Extracted records ::
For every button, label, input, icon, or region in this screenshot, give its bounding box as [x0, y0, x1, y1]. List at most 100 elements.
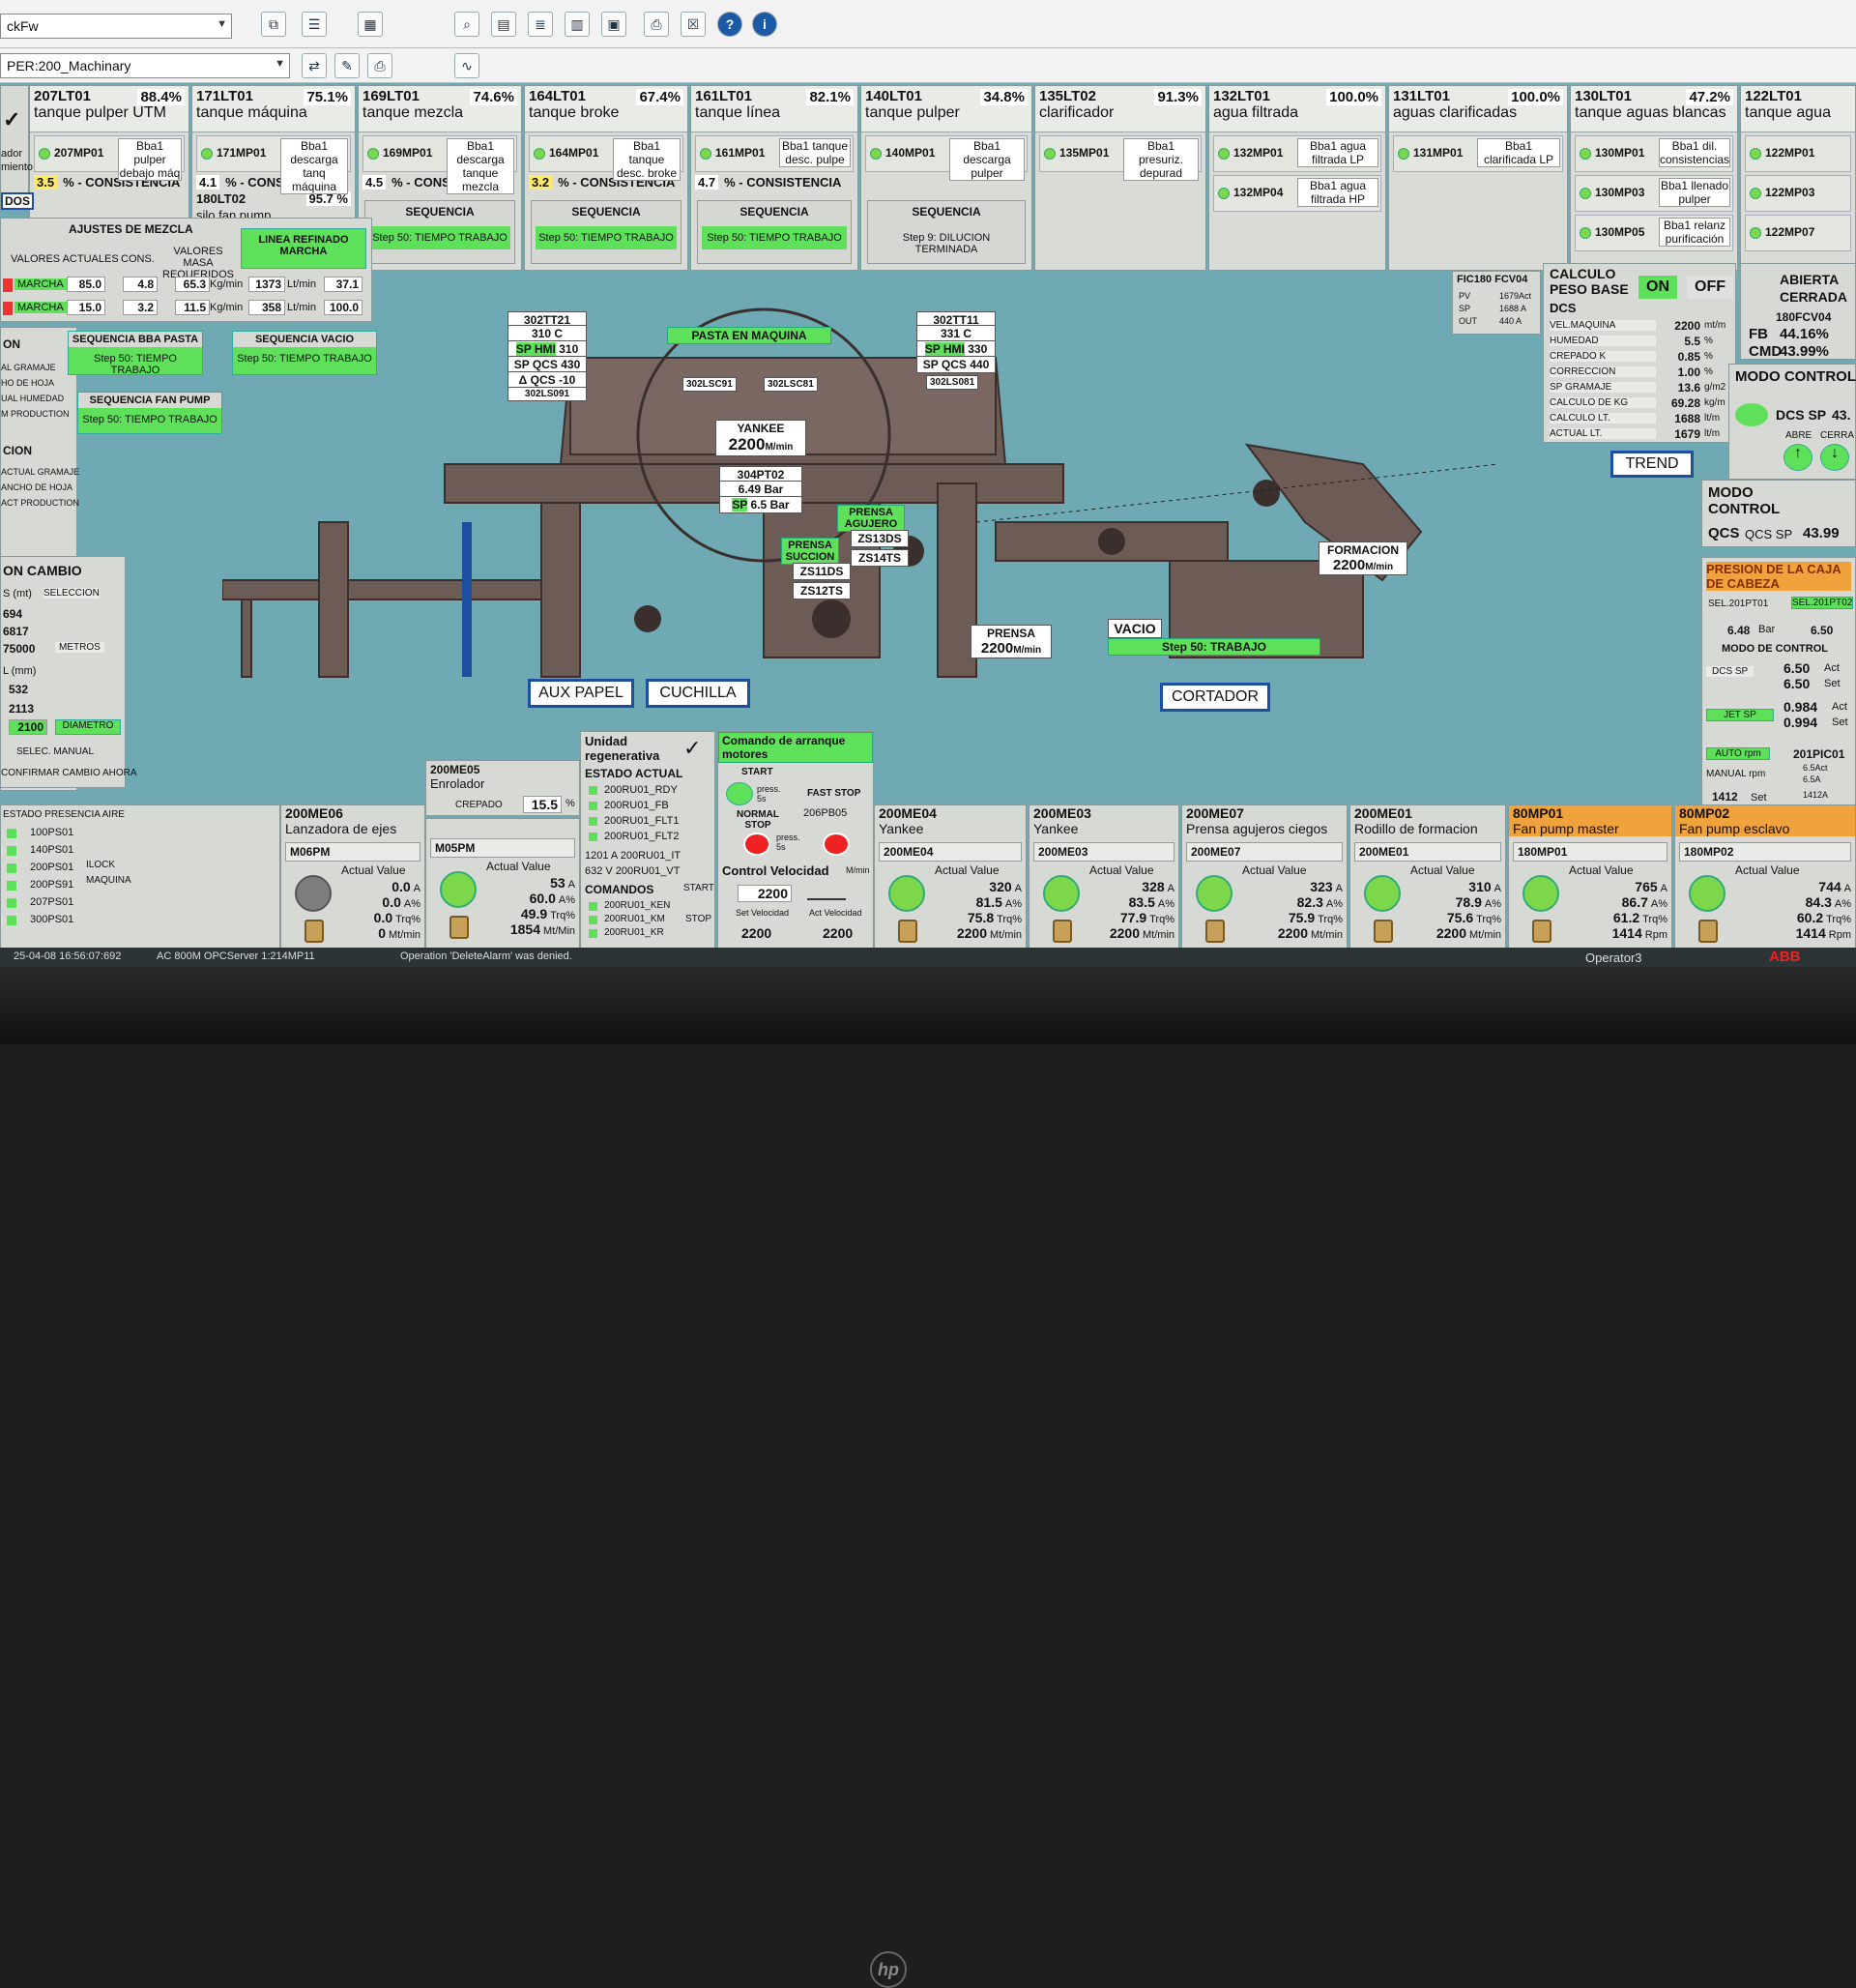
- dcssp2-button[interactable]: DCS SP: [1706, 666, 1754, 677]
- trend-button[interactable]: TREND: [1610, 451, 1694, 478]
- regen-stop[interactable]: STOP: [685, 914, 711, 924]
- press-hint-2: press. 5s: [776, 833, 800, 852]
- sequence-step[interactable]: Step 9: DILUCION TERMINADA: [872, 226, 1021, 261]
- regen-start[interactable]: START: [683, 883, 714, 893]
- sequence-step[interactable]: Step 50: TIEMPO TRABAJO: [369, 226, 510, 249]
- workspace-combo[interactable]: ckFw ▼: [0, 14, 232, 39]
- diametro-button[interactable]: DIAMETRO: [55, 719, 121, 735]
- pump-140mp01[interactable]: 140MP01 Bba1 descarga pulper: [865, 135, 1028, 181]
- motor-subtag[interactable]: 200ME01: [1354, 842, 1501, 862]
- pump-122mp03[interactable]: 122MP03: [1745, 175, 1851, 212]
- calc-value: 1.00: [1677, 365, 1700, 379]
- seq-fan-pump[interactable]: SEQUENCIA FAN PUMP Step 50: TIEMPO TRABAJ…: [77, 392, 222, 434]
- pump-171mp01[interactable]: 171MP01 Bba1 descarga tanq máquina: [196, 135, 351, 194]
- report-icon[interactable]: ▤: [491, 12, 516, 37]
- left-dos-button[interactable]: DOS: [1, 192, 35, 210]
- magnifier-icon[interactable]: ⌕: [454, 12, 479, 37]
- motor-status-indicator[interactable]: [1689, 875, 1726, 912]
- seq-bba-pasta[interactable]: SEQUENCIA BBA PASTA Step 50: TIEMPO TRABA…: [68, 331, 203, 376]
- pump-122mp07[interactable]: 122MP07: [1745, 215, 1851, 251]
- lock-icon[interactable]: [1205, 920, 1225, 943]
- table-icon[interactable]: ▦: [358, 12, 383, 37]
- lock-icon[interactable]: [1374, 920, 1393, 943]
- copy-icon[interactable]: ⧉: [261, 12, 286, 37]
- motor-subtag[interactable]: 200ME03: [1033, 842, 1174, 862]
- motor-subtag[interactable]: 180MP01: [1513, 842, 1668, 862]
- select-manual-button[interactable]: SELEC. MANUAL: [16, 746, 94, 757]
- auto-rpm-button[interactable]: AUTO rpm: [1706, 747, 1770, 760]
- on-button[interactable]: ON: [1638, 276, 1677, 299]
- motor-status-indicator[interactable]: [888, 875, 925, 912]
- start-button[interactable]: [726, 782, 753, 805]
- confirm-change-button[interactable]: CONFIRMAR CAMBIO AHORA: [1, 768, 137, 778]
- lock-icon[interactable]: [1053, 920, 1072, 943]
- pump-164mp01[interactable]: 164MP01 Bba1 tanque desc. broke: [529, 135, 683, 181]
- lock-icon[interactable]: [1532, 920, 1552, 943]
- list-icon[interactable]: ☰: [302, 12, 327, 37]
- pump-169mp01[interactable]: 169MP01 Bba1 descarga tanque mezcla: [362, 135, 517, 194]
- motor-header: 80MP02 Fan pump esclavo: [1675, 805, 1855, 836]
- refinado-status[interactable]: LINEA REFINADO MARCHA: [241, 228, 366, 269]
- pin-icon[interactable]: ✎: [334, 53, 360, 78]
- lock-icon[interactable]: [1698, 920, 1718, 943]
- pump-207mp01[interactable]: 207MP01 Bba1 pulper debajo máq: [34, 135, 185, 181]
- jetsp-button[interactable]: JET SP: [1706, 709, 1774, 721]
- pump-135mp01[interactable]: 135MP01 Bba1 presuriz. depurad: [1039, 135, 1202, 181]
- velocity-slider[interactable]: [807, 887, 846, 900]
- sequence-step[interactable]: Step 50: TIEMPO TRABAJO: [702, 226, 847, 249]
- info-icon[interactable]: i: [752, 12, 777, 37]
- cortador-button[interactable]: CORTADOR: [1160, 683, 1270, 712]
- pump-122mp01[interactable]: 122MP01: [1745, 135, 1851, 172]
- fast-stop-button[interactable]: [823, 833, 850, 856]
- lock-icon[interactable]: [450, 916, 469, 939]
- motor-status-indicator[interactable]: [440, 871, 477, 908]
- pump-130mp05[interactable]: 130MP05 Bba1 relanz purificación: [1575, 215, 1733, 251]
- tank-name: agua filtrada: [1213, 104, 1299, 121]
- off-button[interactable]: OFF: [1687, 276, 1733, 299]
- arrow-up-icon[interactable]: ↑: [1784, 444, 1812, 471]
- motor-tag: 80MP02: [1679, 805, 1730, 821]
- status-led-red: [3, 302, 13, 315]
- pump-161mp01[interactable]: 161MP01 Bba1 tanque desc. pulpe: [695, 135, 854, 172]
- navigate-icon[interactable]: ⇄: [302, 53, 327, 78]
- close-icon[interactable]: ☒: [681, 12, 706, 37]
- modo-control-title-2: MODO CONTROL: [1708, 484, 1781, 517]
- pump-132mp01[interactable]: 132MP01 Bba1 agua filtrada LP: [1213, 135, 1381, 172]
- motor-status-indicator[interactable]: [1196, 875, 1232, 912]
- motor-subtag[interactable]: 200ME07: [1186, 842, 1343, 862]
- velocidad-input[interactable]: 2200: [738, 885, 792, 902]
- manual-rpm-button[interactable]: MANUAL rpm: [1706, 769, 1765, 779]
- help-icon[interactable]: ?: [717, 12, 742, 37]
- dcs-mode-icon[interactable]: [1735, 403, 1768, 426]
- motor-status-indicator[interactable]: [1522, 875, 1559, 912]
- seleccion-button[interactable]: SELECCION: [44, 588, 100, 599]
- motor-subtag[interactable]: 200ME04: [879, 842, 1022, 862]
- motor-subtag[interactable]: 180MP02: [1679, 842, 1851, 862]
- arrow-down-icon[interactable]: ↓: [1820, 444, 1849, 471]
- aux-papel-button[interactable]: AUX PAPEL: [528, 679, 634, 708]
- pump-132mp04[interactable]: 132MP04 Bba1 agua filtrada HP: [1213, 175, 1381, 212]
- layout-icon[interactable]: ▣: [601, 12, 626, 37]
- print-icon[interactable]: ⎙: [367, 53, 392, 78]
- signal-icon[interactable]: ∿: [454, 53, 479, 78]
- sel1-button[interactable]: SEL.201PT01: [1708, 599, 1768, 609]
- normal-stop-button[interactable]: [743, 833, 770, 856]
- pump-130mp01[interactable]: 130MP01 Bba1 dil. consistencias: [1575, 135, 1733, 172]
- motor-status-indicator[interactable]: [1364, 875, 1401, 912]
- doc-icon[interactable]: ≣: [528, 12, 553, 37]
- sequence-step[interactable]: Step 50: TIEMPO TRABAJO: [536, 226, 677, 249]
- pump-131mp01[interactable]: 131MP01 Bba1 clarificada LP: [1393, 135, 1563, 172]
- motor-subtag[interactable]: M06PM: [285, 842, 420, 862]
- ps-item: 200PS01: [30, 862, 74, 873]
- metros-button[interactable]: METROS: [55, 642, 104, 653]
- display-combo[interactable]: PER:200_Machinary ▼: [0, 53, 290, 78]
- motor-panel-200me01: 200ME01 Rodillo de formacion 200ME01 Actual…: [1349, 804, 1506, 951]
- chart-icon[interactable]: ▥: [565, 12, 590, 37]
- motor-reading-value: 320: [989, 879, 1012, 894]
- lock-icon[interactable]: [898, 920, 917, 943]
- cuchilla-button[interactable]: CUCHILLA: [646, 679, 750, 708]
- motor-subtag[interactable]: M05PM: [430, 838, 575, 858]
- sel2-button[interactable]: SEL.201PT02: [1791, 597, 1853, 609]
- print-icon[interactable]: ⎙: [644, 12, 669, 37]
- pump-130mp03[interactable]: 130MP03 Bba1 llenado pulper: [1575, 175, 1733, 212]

Instruction :: Reproduce every row above word for word, leaving out the picture.

Solved exercise ::
For every button, label, input, icon, or region in this screenshot, give its bounding box as [x0, y0, x1, y1]. List at most 100 elements.
- dcssp2-button[interactable]: DCS SP: [1706, 666, 1754, 677]
- trend-button[interactable]: TREND: [1610, 451, 1694, 478]
- regen-stop[interactable]: STOP: [685, 914, 711, 924]
- press-hint-2: press. 5s: [776, 833, 800, 852]
- sequence-step[interactable]: Step 9: DILUCION TERMINADA: [872, 226, 1021, 261]
- regen-start[interactable]: START: [683, 883, 714, 893]
- sequence-step[interactable]: Step 50: TIEMPO TRABAJO: [369, 226, 510, 249]
- workspace-combo[interactable]: ckFw ▼: [0, 14, 232, 39]
- diametro-button[interactable]: DIAMETRO: [55, 719, 121, 735]
- pump-140mp01[interactable]: 140MP01 Bba1 descarga pulper: [865, 135, 1028, 181]
- motor-subtag[interactable]: 200ME01: [1354, 842, 1501, 862]
- pump-122mp03[interactable]: 122MP03: [1745, 175, 1851, 212]
- calc-value: 1.00: [1677, 365, 1700, 379]
- seq-fan-pump[interactable]: SEQUENCIA FAN PUMP Step 50: TIEMPO TRABAJ…: [77, 392, 222, 434]
- pump-171mp01[interactable]: 171MP01 Bba1 descarga tanq máquina: [196, 135, 351, 194]
- report-icon[interactable]: ▤: [491, 12, 516, 37]
- left-dos-button[interactable]: DOS: [1, 192, 35, 210]
- magnifier-icon[interactable]: ⌕: [454, 12, 479, 37]
- motor-status-indicator[interactable]: [1689, 875, 1726, 912]
- seq-bba-pasta[interactable]: SEQUENCIA BBA PASTA Step 50: TIEMPO TRABA…: [68, 331, 203, 376]
- pump-122mp07[interactable]: 122MP07: [1745, 215, 1851, 251]
- lock-icon[interactable]: [1205, 920, 1225, 943]
- table-icon[interactable]: ▦: [358, 12, 383, 37]
- lock-icon[interactable]: [1374, 920, 1393, 943]
- copy-icon[interactable]: ⧉: [261, 12, 286, 37]
- motor-subtag[interactable]: 200ME03: [1033, 842, 1174, 862]
- motor-subtag[interactable]: 180MP01: [1513, 842, 1668, 862]
- select-manual-button[interactable]: SELEC. MANUAL: [16, 746, 94, 757]
- auto-rpm-button[interactable]: AUTO rpm: [1706, 747, 1770, 760]
- on-button[interactable]: ON: [1638, 276, 1677, 299]
- motor-status-indicator[interactable]: [888, 875, 925, 912]
- start-button[interactable]: [726, 782, 753, 805]
- confirm-change-button[interactable]: CONFIRMAR CAMBIO AHORA: [1, 768, 137, 778]
- lock-icon[interactable]: [1053, 920, 1072, 943]
- pump-164mp01[interactable]: 164MP01 Bba1 tanque desc. broke: [529, 135, 683, 181]
- lock-icon[interactable]: [1532, 920, 1552, 943]
- list-icon[interactable]: ☰: [302, 12, 327, 37]
- pump-169mp01[interactable]: 169MP01 Bba1 descarga tanque mezcla: [362, 135, 517, 194]
- motor-header: 80MP02 Fan pump esclavo: [1675, 805, 1855, 836]
- refinado-status[interactable]: LINEA REFINADO MARCHA: [241, 228, 366, 269]
- pin-icon[interactable]: ✎: [334, 53, 360, 78]
- lock-icon[interactable]: [1698, 920, 1718, 943]
- pump-207mp01[interactable]: 207MP01 Bba1 pulper debajo máq: [34, 135, 185, 181]
- jetsp-button[interactable]: JET SP: [1706, 709, 1774, 721]
- pump-135mp01[interactable]: 135MP01 Bba1 presuriz. depurad: [1039, 135, 1202, 181]
- velocity-slider[interactable]: [807, 887, 846, 900]
- sequence-step[interactable]: Step 50: TIEMPO TRABAJO: [702, 226, 847, 249]
- info-icon[interactable]: i: [752, 12, 777, 37]
- cortador-button[interactable]: CORTADOR: [1160, 683, 1270, 712]
- pump-122mp01[interactable]: 122MP01: [1745, 135, 1851, 172]
- fast-stop-button[interactable]: [823, 833, 850, 856]
- lock-icon[interactable]: [450, 916, 469, 939]
- motor-status-indicator[interactable]: [440, 871, 477, 908]
- pump-130mp05[interactable]: 130MP05 Bba1 relanz purificación: [1575, 215, 1733, 251]
- tank-name: agua filtrada: [1213, 104, 1299, 121]
- off-button[interactable]: OFF: [1687, 276, 1733, 299]
- arrow-up-icon[interactable]: ↑: [1784, 444, 1812, 471]
- motor-tag: 80MP02: [1679, 805, 1730, 821]
- status-led-red: [3, 302, 13, 315]
- pump-161mp01[interactable]: 161MP01 Bba1 tanque desc. pulpe: [695, 135, 854, 172]
- navigate-icon[interactable]: ⇄: [302, 53, 327, 78]
- close-icon[interactable]: ☒: [681, 12, 706, 37]
- modo-control-title-2: MODO CONTROL: [1708, 484, 1781, 517]
- pump-132mp01[interactable]: 132MP01 Bba1 agua filtrada LP: [1213, 135, 1381, 172]
- motor-status-indicator[interactable]: [1196, 875, 1232, 912]
- motor-subtag[interactable]: 200ME07: [1186, 842, 1343, 862]
- velocidad-input[interactable]: 2200: [738, 885, 792, 902]
- manual-rpm-button[interactable]: MANUAL rpm: [1706, 769, 1765, 779]
- help-icon[interactable]: ?: [717, 12, 742, 37]
- dcs-mode-icon[interactable]: [1735, 403, 1768, 426]
- motor-status-indicator[interactable]: [1522, 875, 1559, 912]
- seleccion-button[interactable]: SELECCION: [44, 588, 100, 599]
- motor-subtag[interactable]: 200ME04: [879, 842, 1022, 862]
- motor-subtag[interactable]: 180MP02: [1679, 842, 1851, 862]
- arrow-down-icon[interactable]: ↓: [1820, 444, 1849, 471]
- aux-papel-button[interactable]: AUX PAPEL: [528, 679, 634, 708]
- pump-132mp04[interactable]: 132MP04 Bba1 agua filtrada HP: [1213, 175, 1381, 212]
- layout-icon[interactable]: ▣: [601, 12, 626, 37]
- print-icon[interactable]: ⎙: [367, 53, 392, 78]
- signal-icon[interactable]: ∿: [454, 53, 479, 78]
- sel1-button[interactable]: SEL.201PT01: [1708, 599, 1768, 609]
- normal-stop-button[interactable]: [743, 833, 770, 856]
- pump-130mp01[interactable]: 130MP01 Bba1 dil. consistencias: [1575, 135, 1733, 172]
- motor-status-indicator[interactable]: [1364, 875, 1401, 912]
- doc-icon[interactable]: ≣: [528, 12, 553, 37]
- sequence-step[interactable]: Step 50: TIEMPO TRABAJO: [536, 226, 677, 249]
- pump-131mp01[interactable]: 131MP01 Bba1 clarificada LP: [1393, 135, 1563, 172]
- motor-subtag[interactable]: M06PM: [285, 842, 420, 862]
- ps-item: 200PS01: [30, 862, 74, 873]
- metros-button[interactable]: METROS: [55, 642, 104, 653]
- display-combo[interactable]: PER:200_Machinary ▼: [0, 53, 290, 78]
- motor-panel-200me01: 200ME01 Rodillo de formacion 200ME01 Actual…: [1349, 804, 1506, 951]
- chart-icon[interactable]: ▥: [565, 12, 590, 37]
- motor-reading-value: 320: [989, 879, 1012, 894]
- lock-icon[interactable]: [898, 920, 917, 943]
- cuchilla-button[interactable]: CUCHILLA: [646, 679, 750, 708]
- motor-subtag[interactable]: M05PM: [430, 838, 575, 858]
- sel2-button[interactable]: SEL.201PT02: [1791, 597, 1853, 609]
- print-icon[interactable]: ⎙: [644, 12, 669, 37]
- pump-130mp03[interactable]: 130MP03 Bba1 llenado pulper: [1575, 175, 1733, 212]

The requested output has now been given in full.